◆ Work to do: Gather up the lines that contain "have".

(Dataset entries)
* * * *

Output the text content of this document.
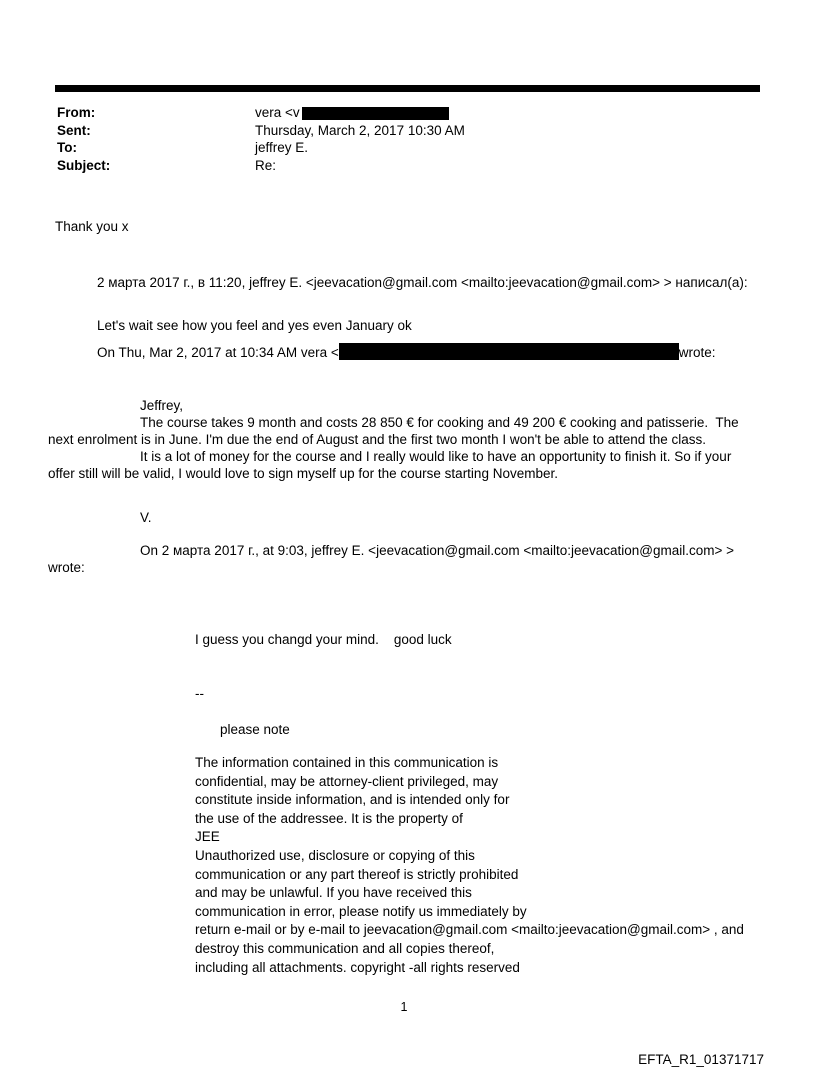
From:	vera <v
Sent:	Thursday, March 2, 2017 10:30 AM
To:	jeffrey E.
Subject:	Re:
Thank you x
2 марта 2017 г., в 11:20, jeffrey E. <jeevacation@gmail.com <mailto:jeevacation@gmail.com> > написал(а):
Let's wait see how you feel and yes even January ok
On Thu, Mar 2, 2017 at 10:34 AM vera <	wrote:
Jeffrey,
The course takes 9 month and costs 28 850 € for cooking and 49 200 € cooking and patisserie.  The next enrolment is in June. I'm due the end of August and the first two month I won't be able to attend the class.
It is a lot of money for the course and I really would like to have an opportunity to finish it. So if your offer still will be valid, I would love to sign myself up for the course starting November.
V.
On 2 марта 2017 г., at 9:03, jeffrey E. <jeevacation@gmail.com <mailto:jeevacation@gmail.com> >
wrote:
I guess you changd your mind.    good luck
--
please note
The information contained in this communication is
confidential, may be attorney-client privileged, may
constitute inside information, and is intended only for
the use of the addressee. It is the property of
JEE
Unauthorized use, disclosure or copying of this
communication or any part thereof is strictly prohibited
and may be unlawful. If you have received this
communication in error, please notify us immediately by
return e-mail or by e-mail to jeevacation@gmail.com <mailto:jeevacation@gmail.com> , and
destroy this communication and all copies thereof,
including all attachments. copyright -all rights reserved
1
EFTA_R1_01371717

* * * *

◆ Written response:
It is a lot of money for the course and I really would like to have an opportunity to finish it. So if your offer still will be valid, I would love to sign myself up for the course starting November.
and may be unlawful. If you have received this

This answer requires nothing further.